- Exercise directions -
Among the records below, find each line that includes the string "domain" and copy it.

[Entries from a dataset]
= = = = =

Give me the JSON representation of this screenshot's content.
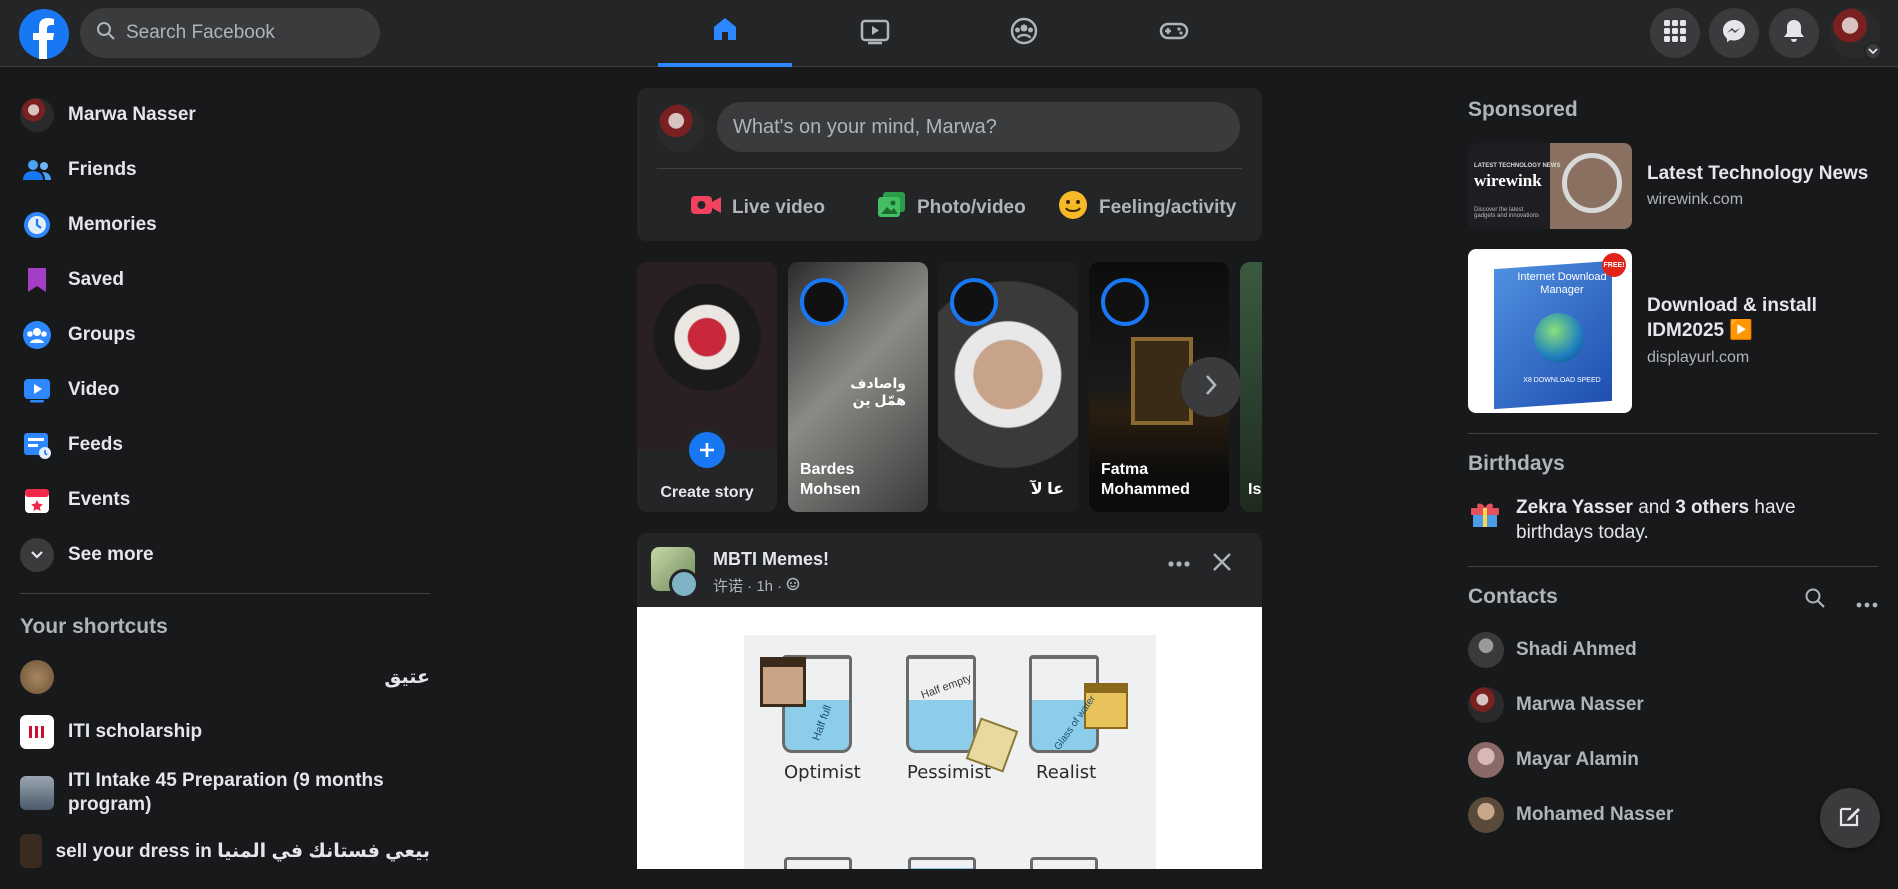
{
  "header": {
    "search_placeholder": "Search Facebook",
    "nav_tabs": [
      "home-icon",
      "video-icon",
      "groups-icon",
      "gaming-icon"
    ],
    "right_buttons": [
      "menu-grid-icon",
      "messenger-icon",
      "bell-icon"
    ]
  },
  "left": {
    "profile_name": "Marwa Nasser",
    "items": [
      {
        "label": "Friends",
        "icon": "friends-icon"
      },
      {
        "label": "Memories",
        "icon": "clock-icon"
      },
      {
        "label": "Saved",
        "icon": "bookmark-icon"
      },
      {
        "label": "Groups",
        "icon": "groups-icon"
      },
      {
        "label": "Video",
        "icon": "video-icon"
      },
      {
        "label": "Feeds",
        "icon": "feeds-icon"
      },
      {
        "label": "Events",
        "icon": "calendar-icon"
      }
    ],
    "see_more": "See more",
    "shortcuts_title": "Your shortcuts",
    "shortcuts": [
      {
        "label": "عتيق"
      },
      {
        "label": "ITI scholarship"
      },
      {
        "label": "ITI Intake 45 Preparation (9 months program)"
      },
      {
        "label": "sell your dress in بيعي فستانك في المنيا"
      }
    ]
  },
  "composer": {
    "placeholder": "What's on your mind, Marwa?",
    "actions": [
      "Live video",
      "Photo/video",
      "Feeling/activity"
    ]
  },
  "stories": {
    "create_label": "Create story",
    "items": [
      {
        "name": "Bardes Mohsen",
        "overlay": "واصادف همّل ين"
      },
      {
        "name": "عا لآ",
        "overlay": ""
      },
      {
        "name": "Fatma Mohammed",
        "overlay": ""
      },
      {
        "name": "Is",
        "overlay": ""
      }
    ]
  },
  "post": {
    "group_name": "MBTI Memes!",
    "meta": "许诺 · 1h ·",
    "meme_labels": [
      "Optimist",
      "Pessimist",
      "Realist"
    ],
    "meme_glass_text": [
      "Half full",
      "Half empty",
      "Glass of water"
    ]
  },
  "right": {
    "sponsored_title": "Sponsored",
    "ads": [
      {
        "title": "Latest Technology News",
        "domain": "wirewink.com",
        "thumb_text": "wirewink",
        "thumb_caption": "LATEST TECHNOLOGY NEWS",
        "thumb_sub": "Discover the latest gadgets and innovations"
      },
      {
        "title": "Download & install IDM2025 ▶️",
        "domain": "displayurl.com",
        "thumb_text": "Internet Download Manager",
        "thumb_sub": "X8 DOWNLOAD SPEED",
        "badge": "FREE!"
      }
    ],
    "birthdays_title": "Birthdays",
    "birthday_name": "Zekra Yasser",
    "birthday_mid": " and ",
    "birthday_others": "3 others",
    "birthday_tail": " have birthdays today.",
    "contacts_title": "Contacts",
    "contacts": [
      "Shadi Ahmed",
      "Marwa Nasser",
      "Mayar Alamin",
      "Mohamed Nasser"
    ]
  }
}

= = = = =

- Answer -
        "domain": "wirewink.com",
        "domain": "displayurl.com",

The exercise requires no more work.